##### EXTRACTED RECORDS #####

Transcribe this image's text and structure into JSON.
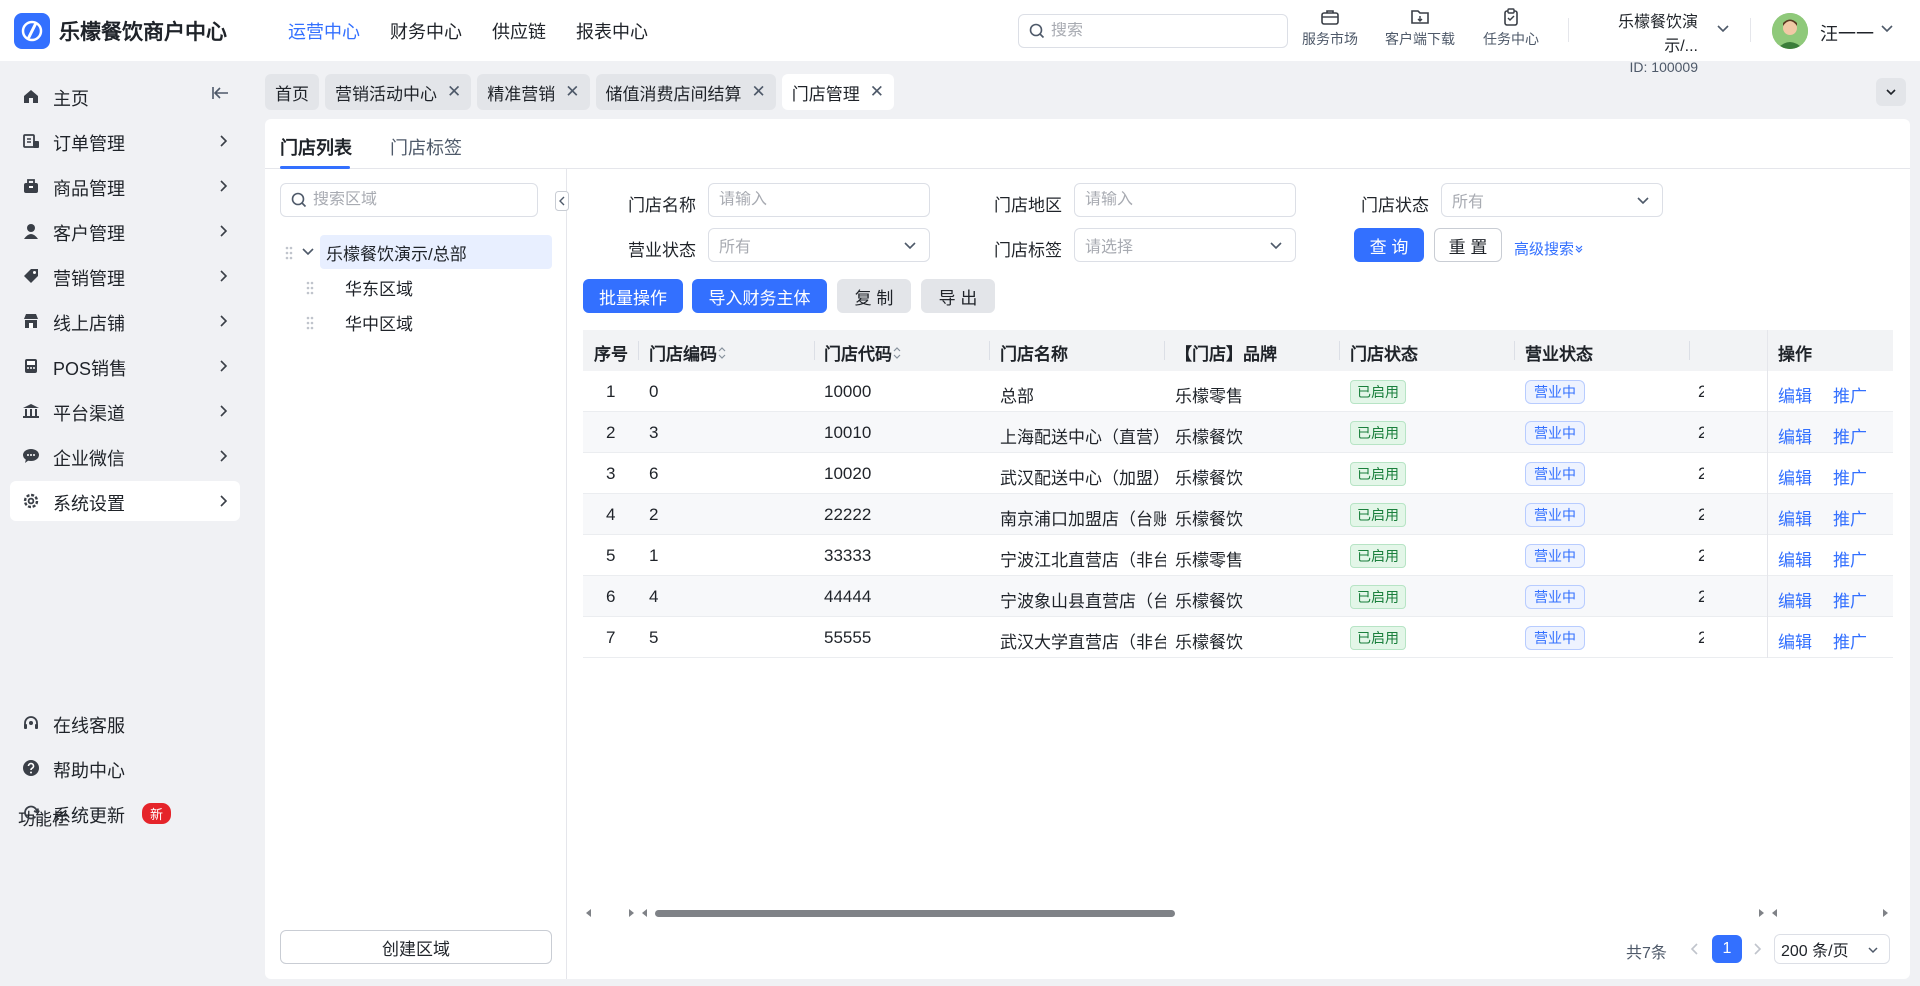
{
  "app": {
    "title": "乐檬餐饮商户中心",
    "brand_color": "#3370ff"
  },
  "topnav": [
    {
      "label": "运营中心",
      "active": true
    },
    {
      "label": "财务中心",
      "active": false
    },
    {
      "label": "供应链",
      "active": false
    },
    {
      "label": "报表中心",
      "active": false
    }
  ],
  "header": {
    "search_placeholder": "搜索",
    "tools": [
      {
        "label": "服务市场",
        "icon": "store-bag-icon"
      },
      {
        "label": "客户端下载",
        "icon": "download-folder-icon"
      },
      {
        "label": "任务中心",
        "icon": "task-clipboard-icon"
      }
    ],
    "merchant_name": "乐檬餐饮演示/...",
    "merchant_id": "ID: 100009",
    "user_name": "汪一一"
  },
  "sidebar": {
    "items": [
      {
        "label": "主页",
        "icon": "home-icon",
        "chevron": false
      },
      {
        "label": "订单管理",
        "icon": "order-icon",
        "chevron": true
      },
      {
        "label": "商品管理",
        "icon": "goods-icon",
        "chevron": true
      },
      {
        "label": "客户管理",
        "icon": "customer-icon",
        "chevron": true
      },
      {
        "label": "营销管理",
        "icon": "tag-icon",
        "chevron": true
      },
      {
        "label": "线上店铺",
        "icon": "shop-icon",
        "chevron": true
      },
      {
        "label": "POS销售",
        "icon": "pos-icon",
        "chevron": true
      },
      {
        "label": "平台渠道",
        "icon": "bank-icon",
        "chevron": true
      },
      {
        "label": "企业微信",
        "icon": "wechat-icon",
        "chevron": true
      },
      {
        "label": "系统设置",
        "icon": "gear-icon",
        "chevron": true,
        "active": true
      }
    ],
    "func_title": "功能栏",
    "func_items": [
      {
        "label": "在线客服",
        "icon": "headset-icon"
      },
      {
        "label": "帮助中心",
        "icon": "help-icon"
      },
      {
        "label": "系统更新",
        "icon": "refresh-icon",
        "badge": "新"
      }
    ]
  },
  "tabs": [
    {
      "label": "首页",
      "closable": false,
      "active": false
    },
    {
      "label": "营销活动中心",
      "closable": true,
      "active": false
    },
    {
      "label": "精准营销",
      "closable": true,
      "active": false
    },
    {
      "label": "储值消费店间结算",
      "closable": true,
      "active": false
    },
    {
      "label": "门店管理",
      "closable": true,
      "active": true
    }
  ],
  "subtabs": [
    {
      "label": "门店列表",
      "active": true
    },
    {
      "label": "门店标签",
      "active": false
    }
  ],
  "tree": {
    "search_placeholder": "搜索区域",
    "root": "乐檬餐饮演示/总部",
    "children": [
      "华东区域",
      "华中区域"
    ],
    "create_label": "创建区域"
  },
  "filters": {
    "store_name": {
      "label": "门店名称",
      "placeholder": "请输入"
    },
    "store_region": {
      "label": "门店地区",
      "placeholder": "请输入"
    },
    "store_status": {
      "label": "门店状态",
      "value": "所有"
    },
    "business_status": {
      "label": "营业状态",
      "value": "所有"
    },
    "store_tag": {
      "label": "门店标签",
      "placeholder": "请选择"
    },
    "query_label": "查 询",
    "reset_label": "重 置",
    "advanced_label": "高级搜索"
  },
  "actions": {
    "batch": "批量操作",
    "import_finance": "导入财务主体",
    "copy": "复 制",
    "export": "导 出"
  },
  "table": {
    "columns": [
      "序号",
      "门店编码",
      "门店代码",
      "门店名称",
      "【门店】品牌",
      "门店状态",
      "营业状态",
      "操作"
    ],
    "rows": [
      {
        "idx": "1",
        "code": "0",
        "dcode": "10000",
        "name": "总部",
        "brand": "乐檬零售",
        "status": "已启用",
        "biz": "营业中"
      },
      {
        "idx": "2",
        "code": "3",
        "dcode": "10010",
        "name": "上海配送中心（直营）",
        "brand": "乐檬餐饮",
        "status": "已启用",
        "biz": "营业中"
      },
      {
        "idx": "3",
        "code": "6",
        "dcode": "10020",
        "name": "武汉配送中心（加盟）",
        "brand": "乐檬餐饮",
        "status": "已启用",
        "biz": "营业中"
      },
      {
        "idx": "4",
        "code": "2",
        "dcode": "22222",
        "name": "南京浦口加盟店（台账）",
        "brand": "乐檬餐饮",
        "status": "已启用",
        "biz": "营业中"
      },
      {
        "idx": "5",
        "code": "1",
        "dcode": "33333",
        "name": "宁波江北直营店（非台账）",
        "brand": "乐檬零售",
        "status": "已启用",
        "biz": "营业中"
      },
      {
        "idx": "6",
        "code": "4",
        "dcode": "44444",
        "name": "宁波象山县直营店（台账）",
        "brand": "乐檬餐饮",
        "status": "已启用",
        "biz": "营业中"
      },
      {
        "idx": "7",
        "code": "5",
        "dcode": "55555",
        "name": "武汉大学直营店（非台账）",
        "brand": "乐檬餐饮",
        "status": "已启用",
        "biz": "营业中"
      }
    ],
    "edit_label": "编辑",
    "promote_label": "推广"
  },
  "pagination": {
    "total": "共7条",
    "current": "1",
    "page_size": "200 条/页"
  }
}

#####

- _WORK TO BE COMPLETED_
Write the records above out again exactly, with no pictures in your copy.

- _SOLUTION FOR THIS PROBLEM_
Transcribe this image's text and structure into JSON.
{
  "app": {
    "title": "乐檬餐饮商户中心",
    "brand_color": "#3370ff"
  },
  "topnav": [
    {
      "label": "运营中心",
      "active": true
    },
    {
      "label": "财务中心",
      "active": false
    },
    {
      "label": "供应链",
      "active": false
    },
    {
      "label": "报表中心",
      "active": false
    }
  ],
  "header": {
    "search_placeholder": "搜索",
    "tools": [
      {
        "label": "服务市场",
        "icon": "store-bag-icon"
      },
      {
        "label": "客户端下载",
        "icon": "download-folder-icon"
      },
      {
        "label": "任务中心",
        "icon": "task-clipboard-icon"
      }
    ],
    "merchant_name": "乐檬餐饮演示/...",
    "merchant_id": "ID: 100009",
    "user_name": "汪一一"
  },
  "sidebar": {
    "items": [
      {
        "label": "主页",
        "icon": "home-icon",
        "chevron": false
      },
      {
        "label": "订单管理",
        "icon": "order-icon",
        "chevron": true
      },
      {
        "label": "商品管理",
        "icon": "goods-icon",
        "chevron": true
      },
      {
        "label": "客户管理",
        "icon": "customer-icon",
        "chevron": true
      },
      {
        "label": "营销管理",
        "icon": "tag-icon",
        "chevron": true
      },
      {
        "label": "线上店铺",
        "icon": "shop-icon",
        "chevron": true
      },
      {
        "label": "POS销售",
        "icon": "pos-icon",
        "chevron": true
      },
      {
        "label": "平台渠道",
        "icon": "bank-icon",
        "chevron": true
      },
      {
        "label": "企业微信",
        "icon": "wechat-icon",
        "chevron": true
      },
      {
        "label": "系统设置",
        "icon": "gear-icon",
        "chevron": true,
        "active": true
      }
    ],
    "func_title": "功能栏",
    "func_items": [
      {
        "label": "在线客服",
        "icon": "headset-icon"
      },
      {
        "label": "帮助中心",
        "icon": "help-icon"
      },
      {
        "label": "系统更新",
        "icon": "refresh-icon",
        "badge": "新"
      }
    ]
  },
  "tabs": [
    {
      "label": "首页",
      "closable": false,
      "active": false
    },
    {
      "label": "营销活动中心",
      "closable": true,
      "active": false
    },
    {
      "label": "精准营销",
      "closable": true,
      "active": false
    },
    {
      "label": "储值消费店间结算",
      "closable": true,
      "active": false
    },
    {
      "label": "门店管理",
      "closable": true,
      "active": true
    }
  ],
  "subtabs": [
    {
      "label": "门店列表",
      "active": true
    },
    {
      "label": "门店标签",
      "active": false
    }
  ],
  "tree": {
    "search_placeholder": "搜索区域",
    "root": "乐檬餐饮演示/总部",
    "children": [
      "华东区域",
      "华中区域"
    ],
    "create_label": "创建区域"
  },
  "filters": {
    "store_name": {
      "label": "门店名称",
      "placeholder": "请输入"
    },
    "store_region": {
      "label": "门店地区",
      "placeholder": "请输入"
    },
    "store_status": {
      "label": "门店状态",
      "value": "所有"
    },
    "business_status": {
      "label": "营业状态",
      "value": "所有"
    },
    "store_tag": {
      "label": "门店标签",
      "placeholder": "请选择"
    },
    "query_label": "查 询",
    "reset_label": "重 置",
    "advanced_label": "高级搜索"
  },
  "actions": {
    "batch": "批量操作",
    "import_finance": "导入财务主体",
    "copy": "复 制",
    "export": "导 出"
  },
  "table": {
    "columns": [
      "序号",
      "门店编码",
      "门店代码",
      "门店名称",
      "【门店】品牌",
      "门店状态",
      "营业状态",
      "操作"
    ],
    "rows": [
      {
        "idx": "1",
        "code": "0",
        "dcode": "10000",
        "name": "总部",
        "brand": "乐檬零售",
        "status": "已启用",
        "biz": "营业中"
      },
      {
        "idx": "2",
        "code": "3",
        "dcode": "10010",
        "name": "上海配送中心（直营）",
        "brand": "乐檬餐饮",
        "status": "已启用",
        "biz": "营业中"
      },
      {
        "idx": "3",
        "code": "6",
        "dcode": "10020",
        "name": "武汉配送中心（加盟）",
        "brand": "乐檬餐饮",
        "status": "已启用",
        "biz": "营业中"
      },
      {
        "idx": "4",
        "code": "2",
        "dcode": "22222",
        "name": "南京浦口加盟店（台账）",
        "brand": "乐檬餐饮",
        "status": "已启用",
        "biz": "营业中"
      },
      {
        "idx": "5",
        "code": "1",
        "dcode": "33333",
        "name": "宁波江北直营店（非台账）",
        "brand": "乐檬零售",
        "status": "已启用",
        "biz": "营业中"
      },
      {
        "idx": "6",
        "code": "4",
        "dcode": "44444",
        "name": "宁波象山县直营店（台账）",
        "brand": "乐檬餐饮",
        "status": "已启用",
        "biz": "营业中"
      },
      {
        "idx": "7",
        "code": "5",
        "dcode": "55555",
        "name": "武汉大学直营店（非台账）",
        "brand": "乐檬餐饮",
        "status": "已启用",
        "biz": "营业中"
      }
    ],
    "edit_label": "编辑",
    "promote_label": "推广"
  },
  "pagination": {
    "total": "共7条",
    "current": "1",
    "page_size": "200 条/页"
  }
}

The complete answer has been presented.